━━━ Records to use ━━━

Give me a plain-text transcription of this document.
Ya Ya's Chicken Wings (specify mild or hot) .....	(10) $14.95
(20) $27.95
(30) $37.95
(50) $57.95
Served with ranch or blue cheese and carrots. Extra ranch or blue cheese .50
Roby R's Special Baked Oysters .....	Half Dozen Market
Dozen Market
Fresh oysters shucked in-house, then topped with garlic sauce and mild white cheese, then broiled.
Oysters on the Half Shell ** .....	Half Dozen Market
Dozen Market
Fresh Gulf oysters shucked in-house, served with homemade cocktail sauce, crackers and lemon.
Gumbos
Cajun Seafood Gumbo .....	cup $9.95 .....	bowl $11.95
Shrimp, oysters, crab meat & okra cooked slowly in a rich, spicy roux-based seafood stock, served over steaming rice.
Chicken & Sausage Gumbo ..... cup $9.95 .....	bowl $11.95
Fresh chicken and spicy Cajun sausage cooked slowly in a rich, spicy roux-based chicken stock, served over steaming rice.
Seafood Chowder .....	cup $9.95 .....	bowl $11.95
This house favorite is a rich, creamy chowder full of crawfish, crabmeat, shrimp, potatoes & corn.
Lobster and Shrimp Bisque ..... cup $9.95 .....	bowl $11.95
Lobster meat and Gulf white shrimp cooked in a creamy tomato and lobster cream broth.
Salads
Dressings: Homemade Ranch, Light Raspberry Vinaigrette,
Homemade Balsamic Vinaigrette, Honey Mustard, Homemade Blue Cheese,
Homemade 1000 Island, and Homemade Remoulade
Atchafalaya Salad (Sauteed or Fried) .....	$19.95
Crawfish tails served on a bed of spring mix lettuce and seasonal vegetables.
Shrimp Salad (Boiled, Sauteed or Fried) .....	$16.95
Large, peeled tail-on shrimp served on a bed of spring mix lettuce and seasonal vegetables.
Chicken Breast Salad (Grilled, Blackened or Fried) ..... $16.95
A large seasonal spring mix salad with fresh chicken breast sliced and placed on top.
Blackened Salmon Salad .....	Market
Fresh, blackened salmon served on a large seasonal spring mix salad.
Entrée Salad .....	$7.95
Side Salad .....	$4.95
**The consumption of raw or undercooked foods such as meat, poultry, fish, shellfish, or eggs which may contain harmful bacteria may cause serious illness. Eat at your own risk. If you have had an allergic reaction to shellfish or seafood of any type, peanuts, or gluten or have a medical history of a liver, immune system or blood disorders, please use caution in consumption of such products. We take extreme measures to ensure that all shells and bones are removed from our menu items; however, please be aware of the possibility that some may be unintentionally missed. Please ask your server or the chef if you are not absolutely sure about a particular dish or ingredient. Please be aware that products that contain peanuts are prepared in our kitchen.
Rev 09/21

━━━

▶ [Your task]
Copy out each line of the records where the string "slowly" appears.

▶ [Output of the exercise]
Shrimp, oysters, crab meat & okra cooked slowly in a rich, spicy roux-based seafood stock, served over steaming rice.
Fresh chicken and spicy Cajun sausage cooked slowly in a rich, spicy roux-based chicken stock, served over steaming rice.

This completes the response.